[DESCRIPTION OF THE TASK]:
Only the pictures are to be left out; set down the rest of the records exactly.

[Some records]
──────────

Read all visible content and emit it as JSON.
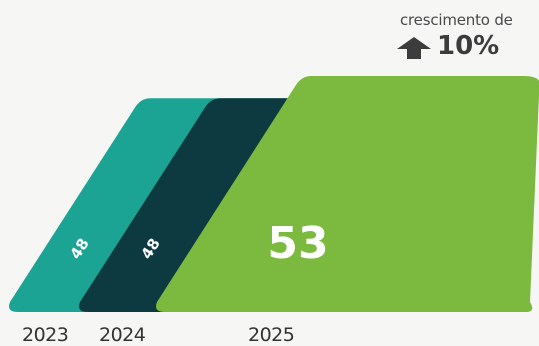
{
  "chart_data": {
    "type": "bar",
    "categories": [
      "2023",
      "2024",
      "2025"
    ],
    "values": [
      48,
      48,
      53
    ],
    "value_labels": [
      "48",
      "48",
      "53"
    ],
    "colors": [
      "#1ba394",
      "#0d3a40",
      "#7cba3f"
    ],
    "annotation": {
      "label": "crescimento de",
      "value": "10%",
      "icon": "arrow-up-icon"
    }
  }
}
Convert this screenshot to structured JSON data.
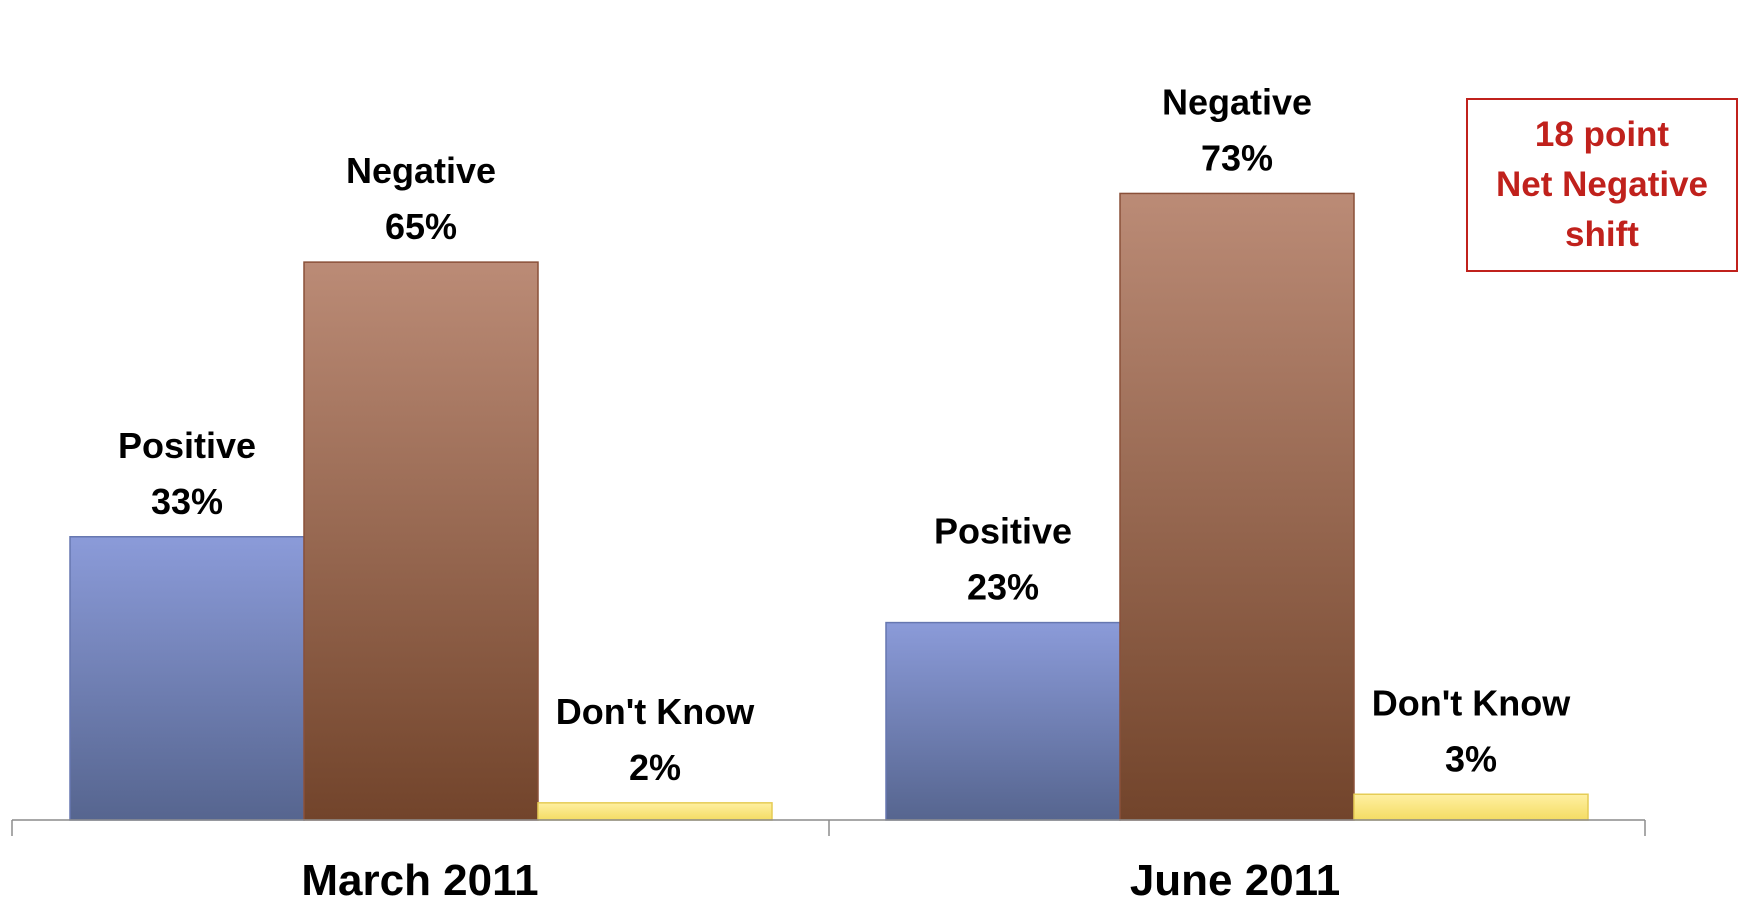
{
  "chart_data": {
    "type": "bar",
    "categories": [
      "March 2011",
      "June 2011"
    ],
    "series": [
      {
        "name": "Positive",
        "values": [
          33,
          23
        ],
        "labels": [
          "33%",
          "23%"
        ],
        "color": "#6f82bf"
      },
      {
        "name": "Negative",
        "values": [
          65,
          73
        ],
        "labels": [
          "65%",
          "73%"
        ],
        "color": "#9a5a3b"
      },
      {
        "name": "Don't Know",
        "values": [
          2,
          3
        ],
        "labels": [
          "2%",
          "3%"
        ],
        "color": "#f7e27a"
      }
    ],
    "ylim": [
      0,
      80
    ],
    "grid": false,
    "legend": "none",
    "title": "",
    "xlabel": "",
    "ylabel": ""
  },
  "annotation": {
    "lines": [
      "18 point",
      "Net Negative",
      "shift"
    ],
    "color": "#c0211c"
  }
}
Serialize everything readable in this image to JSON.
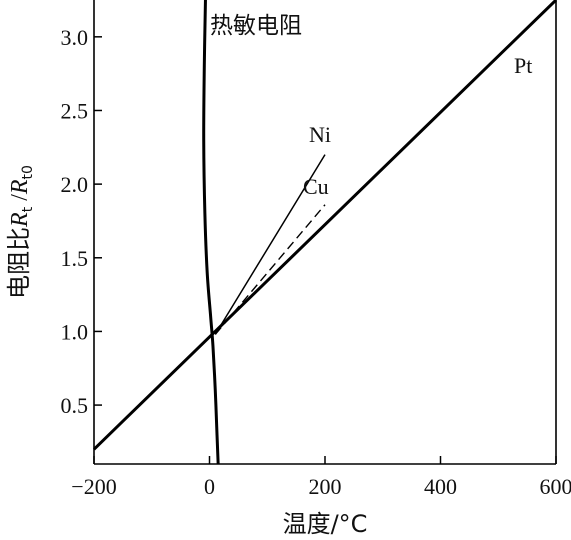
{
  "chart_data": {
    "type": "line",
    "xlabel": "温度/°C",
    "ylabel": "电阻比R_t / R_t0",
    "ylabel_parts": {
      "prefix": "电阻比",
      "symbol1": "R",
      "sub1": "t",
      "slash": " /",
      "symbol2": "R",
      "sub2": "t0"
    },
    "xlim": [
      -200,
      600
    ],
    "ylim": [
      0.1,
      3.25
    ],
    "x_ticks": [
      -200,
      0,
      200,
      400,
      600
    ],
    "x_tick_labels": [
      "−200",
      "0",
      "200",
      "400",
      "600"
    ],
    "y_ticks": [
      0.5,
      1.0,
      1.5,
      2.0,
      2.5,
      3.0
    ],
    "y_tick_labels": [
      "0.5",
      "1.0",
      "1.5",
      "2.0",
      "2.5",
      "3.0"
    ],
    "grid": false,
    "series": [
      {
        "name": "热敏电阻",
        "style": "solid-thick",
        "points": [
          [
            -7,
            3.25
          ],
          [
            -9,
            2.8
          ],
          [
            -10,
            2.3
          ],
          [
            -8,
            1.8
          ],
          [
            -4,
            1.4
          ],
          [
            2,
            1.1
          ],
          [
            6,
            0.9
          ],
          [
            10,
            0.6
          ],
          [
            13,
            0.3
          ],
          [
            15,
            0.1
          ]
        ]
      },
      {
        "name": "Pt",
        "style": "solid-thick",
        "points": [
          [
            -200,
            0.2
          ],
          [
            600,
            3.25
          ]
        ]
      },
      {
        "name": "Ni",
        "style": "solid-thin",
        "points": [
          [
            10,
            0.98
          ],
          [
            200,
            2.2
          ]
        ]
      },
      {
        "name": "Cu",
        "style": "dashed",
        "points": [
          [
            10,
            0.98
          ],
          [
            200,
            1.86
          ]
        ]
      }
    ]
  }
}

──────────

[OUTPUT OF THE EXERCISE]:
Read all visible content and emit it as JSON.
{
  "chart_data": {
    "type": "bar",
    "categories": [
      "2023",
      "2024",
      "2025"
    ],
    "values": [
      48,
      48,
      53
    ],
    "value_labels": [
      "48",
      "48",
      "53"
    ],
    "colors": [
      "#1ba394",
      "#0d3a40",
      "#7cba3f"
    ],
    "annotation": {
      "label": "crescimento de",
      "value": "10%",
      "icon": "arrow-up-icon"
    }
  }
}
Convert this screenshot to structured JSON data.
{
  "chart_data": {
    "type": "bar",
    "categories": [
      "March 2011",
      "June 2011"
    ],
    "series": [
      {
        "name": "Positive",
        "values": [
          33,
          23
        ],
        "labels": [
          "33%",
          "23%"
        ],
        "color": "#6f82bf"
      },
      {
        "name": "Negative",
        "values": [
          65,
          73
        ],
        "labels": [
          "65%",
          "73%"
        ],
        "color": "#9a5a3b"
      },
      {
        "name": "Don't Know",
        "values": [
          2,
          3
        ],
        "labels": [
          "2%",
          "3%"
        ],
        "color": "#f7e27a"
      }
    ],
    "ylim": [
      0,
      80
    ],
    "grid": false,
    "legend": "none",
    "title": "",
    "xlabel": "",
    "ylabel": ""
  },
  "annotation": {
    "lines": [
      "18 point",
      "Net Negative",
      "shift"
    ],
    "color": "#c0211c"
  }
}
Serialize everything readable in this image to JSON.
{
  "chart_data": {
    "type": "line",
    "xlabel": "温度/°C",
    "ylabel": "电阻比R_t / R_t0",
    "ylabel_parts": {
      "prefix": "电阻比",
      "symbol1": "R",
      "sub1": "t",
      "slash": " /",
      "symbol2": "R",
      "sub2": "t0"
    },
    "xlim": [
      -200,
      600
    ],
    "ylim": [
      0.1,
      3.25
    ],
    "x_ticks": [
      -200,
      0,
      200,
      400,
      600
    ],
    "x_tick_labels": [
      "−200",
      "0",
      "200",
      "400",
      "600"
    ],
    "y_ticks": [
      0.5,
      1.0,
      1.5,
      2.0,
      2.5,
      3.0
    ],
    "y_tick_labels": [
      "0.5",
      "1.0",
      "1.5",
      "2.0",
      "2.5",
      "3.0"
    ],
    "grid": false,
    "series": [
      {
        "name": "热敏电阻",
        "style": "solid-thick",
        "points": [
          [
            -7,
            3.25
          ],
          [
            -9,
            2.8
          ],
          [
            -10,
            2.3
          ],
          [
            -8,
            1.8
          ],
          [
            -4,
            1.4
          ],
          [
            2,
            1.1
          ],
          [
            6,
            0.9
          ],
          [
            10,
            0.6
          ],
          [
            13,
            0.3
          ],
          [
            15,
            0.1
          ]
        ]
      },
      {
        "name": "Pt",
        "style": "solid-thick",
        "points": [
          [
            -200,
            0.2
          ],
          [
            600,
            3.25
          ]
        ]
      },
      {
        "name": "Ni",
        "style": "solid-thin",
        "points": [
          [
            10,
            0.98
          ],
          [
            200,
            2.2
          ]
        ]
      },
      {
        "name": "Cu",
        "style": "dashed",
        "points": [
          [
            10,
            0.98
          ],
          [
            200,
            1.86
          ]
        ]
      }
    ]
  }
}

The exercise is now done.